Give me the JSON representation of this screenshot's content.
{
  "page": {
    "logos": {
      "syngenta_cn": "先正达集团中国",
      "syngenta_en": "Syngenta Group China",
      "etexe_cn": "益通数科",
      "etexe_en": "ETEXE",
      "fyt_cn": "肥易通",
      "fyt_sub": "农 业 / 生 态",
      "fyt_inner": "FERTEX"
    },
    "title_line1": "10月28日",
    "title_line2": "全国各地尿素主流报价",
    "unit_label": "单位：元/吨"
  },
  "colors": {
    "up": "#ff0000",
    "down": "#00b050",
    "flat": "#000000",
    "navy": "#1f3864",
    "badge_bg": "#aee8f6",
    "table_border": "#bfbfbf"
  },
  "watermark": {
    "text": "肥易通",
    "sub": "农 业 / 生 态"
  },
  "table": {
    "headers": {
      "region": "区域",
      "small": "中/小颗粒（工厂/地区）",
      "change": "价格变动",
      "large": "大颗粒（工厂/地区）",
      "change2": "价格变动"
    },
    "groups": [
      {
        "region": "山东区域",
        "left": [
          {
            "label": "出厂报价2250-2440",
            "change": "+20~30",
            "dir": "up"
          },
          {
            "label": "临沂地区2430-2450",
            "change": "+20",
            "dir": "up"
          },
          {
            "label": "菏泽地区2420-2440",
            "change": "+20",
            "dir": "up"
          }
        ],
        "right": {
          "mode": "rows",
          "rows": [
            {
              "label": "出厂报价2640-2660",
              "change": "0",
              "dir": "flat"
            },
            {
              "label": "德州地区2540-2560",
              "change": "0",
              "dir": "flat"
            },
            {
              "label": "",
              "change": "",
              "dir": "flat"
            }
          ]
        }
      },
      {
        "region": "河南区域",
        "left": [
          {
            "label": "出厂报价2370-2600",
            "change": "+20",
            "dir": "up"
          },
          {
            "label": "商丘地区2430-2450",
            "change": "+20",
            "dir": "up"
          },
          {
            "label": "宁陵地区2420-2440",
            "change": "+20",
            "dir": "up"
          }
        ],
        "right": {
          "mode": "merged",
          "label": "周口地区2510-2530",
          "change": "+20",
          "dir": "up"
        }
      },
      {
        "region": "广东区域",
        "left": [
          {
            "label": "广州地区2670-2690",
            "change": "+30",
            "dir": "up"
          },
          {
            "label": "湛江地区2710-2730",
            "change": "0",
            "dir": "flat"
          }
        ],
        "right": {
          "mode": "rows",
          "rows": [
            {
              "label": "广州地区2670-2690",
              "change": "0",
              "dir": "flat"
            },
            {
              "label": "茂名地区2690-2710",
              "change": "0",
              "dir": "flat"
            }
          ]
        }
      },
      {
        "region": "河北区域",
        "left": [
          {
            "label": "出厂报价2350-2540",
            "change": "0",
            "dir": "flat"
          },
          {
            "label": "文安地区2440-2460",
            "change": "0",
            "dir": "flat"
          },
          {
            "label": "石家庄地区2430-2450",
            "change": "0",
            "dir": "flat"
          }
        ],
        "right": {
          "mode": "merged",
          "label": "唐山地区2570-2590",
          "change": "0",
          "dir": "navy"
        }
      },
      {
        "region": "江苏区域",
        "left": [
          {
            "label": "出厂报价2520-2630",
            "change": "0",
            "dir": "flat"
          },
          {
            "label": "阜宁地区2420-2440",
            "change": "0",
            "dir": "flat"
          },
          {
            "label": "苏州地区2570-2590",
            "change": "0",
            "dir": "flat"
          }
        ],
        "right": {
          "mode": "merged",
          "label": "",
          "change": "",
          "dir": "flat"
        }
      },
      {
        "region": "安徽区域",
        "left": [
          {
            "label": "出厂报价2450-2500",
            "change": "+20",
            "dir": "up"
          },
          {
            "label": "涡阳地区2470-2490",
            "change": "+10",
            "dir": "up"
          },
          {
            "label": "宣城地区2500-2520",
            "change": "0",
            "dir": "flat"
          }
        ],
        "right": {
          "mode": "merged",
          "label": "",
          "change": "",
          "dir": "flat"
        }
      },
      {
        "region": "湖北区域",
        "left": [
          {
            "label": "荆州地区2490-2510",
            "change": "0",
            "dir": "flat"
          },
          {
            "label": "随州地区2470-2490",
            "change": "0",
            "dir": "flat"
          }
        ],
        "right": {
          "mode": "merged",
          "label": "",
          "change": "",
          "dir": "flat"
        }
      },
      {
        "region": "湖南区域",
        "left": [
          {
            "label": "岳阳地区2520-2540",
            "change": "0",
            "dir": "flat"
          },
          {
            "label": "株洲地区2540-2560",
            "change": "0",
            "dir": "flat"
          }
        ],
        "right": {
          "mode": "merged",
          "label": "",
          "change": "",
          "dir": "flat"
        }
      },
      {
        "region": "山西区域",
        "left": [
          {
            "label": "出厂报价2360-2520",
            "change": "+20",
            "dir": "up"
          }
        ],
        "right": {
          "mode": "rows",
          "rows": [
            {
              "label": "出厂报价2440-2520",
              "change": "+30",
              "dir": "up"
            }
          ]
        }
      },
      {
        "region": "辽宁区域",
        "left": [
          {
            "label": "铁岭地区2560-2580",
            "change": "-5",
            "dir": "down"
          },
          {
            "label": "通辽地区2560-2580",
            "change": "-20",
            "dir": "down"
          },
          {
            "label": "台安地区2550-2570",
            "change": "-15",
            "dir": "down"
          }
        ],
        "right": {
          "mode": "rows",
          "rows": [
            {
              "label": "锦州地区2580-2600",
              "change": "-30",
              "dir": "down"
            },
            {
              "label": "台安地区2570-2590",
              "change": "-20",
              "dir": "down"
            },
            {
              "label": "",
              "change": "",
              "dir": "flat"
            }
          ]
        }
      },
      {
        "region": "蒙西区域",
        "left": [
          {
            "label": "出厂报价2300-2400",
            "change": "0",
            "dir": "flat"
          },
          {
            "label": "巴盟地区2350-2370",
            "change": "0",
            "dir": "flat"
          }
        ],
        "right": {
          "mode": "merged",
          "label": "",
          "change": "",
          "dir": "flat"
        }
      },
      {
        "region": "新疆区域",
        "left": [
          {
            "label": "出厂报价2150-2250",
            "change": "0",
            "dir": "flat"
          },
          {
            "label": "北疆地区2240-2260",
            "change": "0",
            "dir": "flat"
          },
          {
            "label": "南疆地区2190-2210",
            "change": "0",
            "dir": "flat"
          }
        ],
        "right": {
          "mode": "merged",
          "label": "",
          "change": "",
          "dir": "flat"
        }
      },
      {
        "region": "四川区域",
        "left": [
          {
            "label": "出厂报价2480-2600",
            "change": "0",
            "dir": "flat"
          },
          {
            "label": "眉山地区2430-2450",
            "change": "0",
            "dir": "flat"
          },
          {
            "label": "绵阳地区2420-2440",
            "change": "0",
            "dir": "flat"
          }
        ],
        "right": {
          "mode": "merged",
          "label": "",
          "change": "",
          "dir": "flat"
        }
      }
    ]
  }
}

GOAL — From the data above, extract every line in its exact form.

OUTPUT BELOW —
Give me the JSON representation of this screenshot's content.
{
  "page": {
    "logos": {
      "syngenta_cn": "先正达集团中国",
      "syngenta_en": "Syngenta Group China",
      "etexe_cn": "益通数科",
      "etexe_en": "ETEXE",
      "fyt_cn": "肥易通",
      "fyt_sub": "农 业 / 生 态",
      "fyt_inner": "FERTEX"
    },
    "title_line1": "10月28日",
    "title_line2": "全国各地尿素主流报价",
    "unit_label": "单位：元/吨"
  },
  "colors": {
    "up": "#ff0000",
    "down": "#00b050",
    "flat": "#000000",
    "navy": "#1f3864",
    "badge_bg": "#aee8f6",
    "table_border": "#bfbfbf"
  },
  "watermark": {
    "text": "肥易通",
    "sub": "农 业 / 生 态"
  },
  "table": {
    "headers": {
      "region": "区域",
      "small": "中/小颗粒（工厂/地区）",
      "change": "价格变动",
      "large": "大颗粒（工厂/地区）",
      "change2": "价格变动"
    },
    "groups": [
      {
        "region": "山东区域",
        "left": [
          {
            "label": "出厂报价2250-2440",
            "change": "+20~30",
            "dir": "up"
          },
          {
            "label": "临沂地区2430-2450",
            "change": "+20",
            "dir": "up"
          },
          {
            "label": "菏泽地区2420-2440",
            "change": "+20",
            "dir": "up"
          }
        ],
        "right": {
          "mode": "rows",
          "rows": [
            {
              "label": "出厂报价2640-2660",
              "change": "0",
              "dir": "flat"
            },
            {
              "label": "德州地区2540-2560",
              "change": "0",
              "dir": "flat"
            },
            {
              "label": "",
              "change": "",
              "dir": "flat"
            }
          ]
        }
      },
      {
        "region": "河南区域",
        "left": [
          {
            "label": "出厂报价2370-2600",
            "change": "+20",
            "dir": "up"
          },
          {
            "label": "商丘地区2430-2450",
            "change": "+20",
            "dir": "up"
          },
          {
            "label": "宁陵地区2420-2440",
            "change": "+20",
            "dir": "up"
          }
        ],
        "right": {
          "mode": "merged",
          "label": "周口地区2510-2530",
          "change": "+20",
          "dir": "up"
        }
      },
      {
        "region": "广东区域",
        "left": [
          {
            "label": "广州地区2670-2690",
            "change": "+30",
            "dir": "up"
          },
          {
            "label": "湛江地区2710-2730",
            "change": "0",
            "dir": "flat"
          }
        ],
        "right": {
          "mode": "rows",
          "rows": [
            {
              "label": "广州地区2670-2690",
              "change": "0",
              "dir": "flat"
            },
            {
              "label": "茂名地区2690-2710",
              "change": "0",
              "dir": "flat"
            }
          ]
        }
      },
      {
        "region": "河北区域",
        "left": [
          {
            "label": "出厂报价2350-2540",
            "change": "0",
            "dir": "flat"
          },
          {
            "label": "文安地区2440-2460",
            "change": "0",
            "dir": "flat"
          },
          {
            "label": "石家庄地区2430-2450",
            "change": "0",
            "dir": "flat"
          }
        ],
        "right": {
          "mode": "merged",
          "label": "唐山地区2570-2590",
          "change": "0",
          "dir": "navy"
        }
      },
      {
        "region": "江苏区域",
        "left": [
          {
            "label": "出厂报价2520-2630",
            "change": "0",
            "dir": "flat"
          },
          {
            "label": "阜宁地区2420-2440",
            "change": "0",
            "dir": "flat"
          },
          {
            "label": "苏州地区2570-2590",
            "change": "0",
            "dir": "flat"
          }
        ],
        "right": {
          "mode": "merged",
          "label": "",
          "change": "",
          "dir": "flat"
        }
      },
      {
        "region": "安徽区域",
        "left": [
          {
            "label": "出厂报价2450-2500",
            "change": "+20",
            "dir": "up"
          },
          {
            "label": "涡阳地区2470-2490",
            "change": "+10",
            "dir": "up"
          },
          {
            "label": "宣城地区2500-2520",
            "change": "0",
            "dir": "flat"
          }
        ],
        "right": {
          "mode": "merged",
          "label": "",
          "change": "",
          "dir": "flat"
        }
      },
      {
        "region": "湖北区域",
        "left": [
          {
            "label": "荆州地区2490-2510",
            "change": "0",
            "dir": "flat"
          },
          {
            "label": "随州地区2470-2490",
            "change": "0",
            "dir": "flat"
          }
        ],
        "right": {
          "mode": "merged",
          "label": "",
          "change": "",
          "dir": "flat"
        }
      },
      {
        "region": "湖南区域",
        "left": [
          {
            "label": "岳阳地区2520-2540",
            "change": "0",
            "dir": "flat"
          },
          {
            "label": "株洲地区2540-2560",
            "change": "0",
            "dir": "flat"
          }
        ],
        "right": {
          "mode": "merged",
          "label": "",
          "change": "",
          "dir": "flat"
        }
      },
      {
        "region": "山西区域",
        "left": [
          {
            "label": "出厂报价2360-2520",
            "change": "+20",
            "dir": "up"
          }
        ],
        "right": {
          "mode": "rows",
          "rows": [
            {
              "label": "出厂报价2440-2520",
              "change": "+30",
              "dir": "up"
            }
          ]
        }
      },
      {
        "region": "辽宁区域",
        "left": [
          {
            "label": "铁岭地区2560-2580",
            "change": "-5",
            "dir": "down"
          },
          {
            "label": "通辽地区2560-2580",
            "change": "-20",
            "dir": "down"
          },
          {
            "label": "台安地区2550-2570",
            "change": "-15",
            "dir": "down"
          }
        ],
        "right": {
          "mode": "rows",
          "rows": [
            {
              "label": "锦州地区2580-2600",
              "change": "-30",
              "dir": "down"
            },
            {
              "label": "台安地区2570-2590",
              "change": "-20",
              "dir": "down"
            },
            {
              "label": "",
              "change": "",
              "dir": "flat"
            }
          ]
        }
      },
      {
        "region": "蒙西区域",
        "left": [
          {
            "label": "出厂报价2300-2400",
            "change": "0",
            "dir": "flat"
          },
          {
            "label": "巴盟地区2350-2370",
            "change": "0",
            "dir": "flat"
          }
        ],
        "right": {
          "mode": "merged",
          "label": "",
          "change": "",
          "dir": "flat"
        }
      },
      {
        "region": "新疆区域",
        "left": [
          {
            "label": "出厂报价2150-2250",
            "change": "0",
            "dir": "flat"
          },
          {
            "label": "北疆地区2240-2260",
            "change": "0",
            "dir": "flat"
          },
          {
            "label": "南疆地区2190-2210",
            "change": "0",
            "dir": "flat"
          }
        ],
        "right": {
          "mode": "merged",
          "label": "",
          "change": "",
          "dir": "flat"
        }
      },
      {
        "region": "四川区域",
        "left": [
          {
            "label": "出厂报价2480-2600",
            "change": "0",
            "dir": "flat"
          },
          {
            "label": "眉山地区2430-2450",
            "change": "0",
            "dir": "flat"
          },
          {
            "label": "绵阳地区2420-2440",
            "change": "0",
            "dir": "flat"
          }
        ],
        "right": {
          "mode": "merged",
          "label": "",
          "change": "",
          "dir": "flat"
        }
      }
    ]
  }
}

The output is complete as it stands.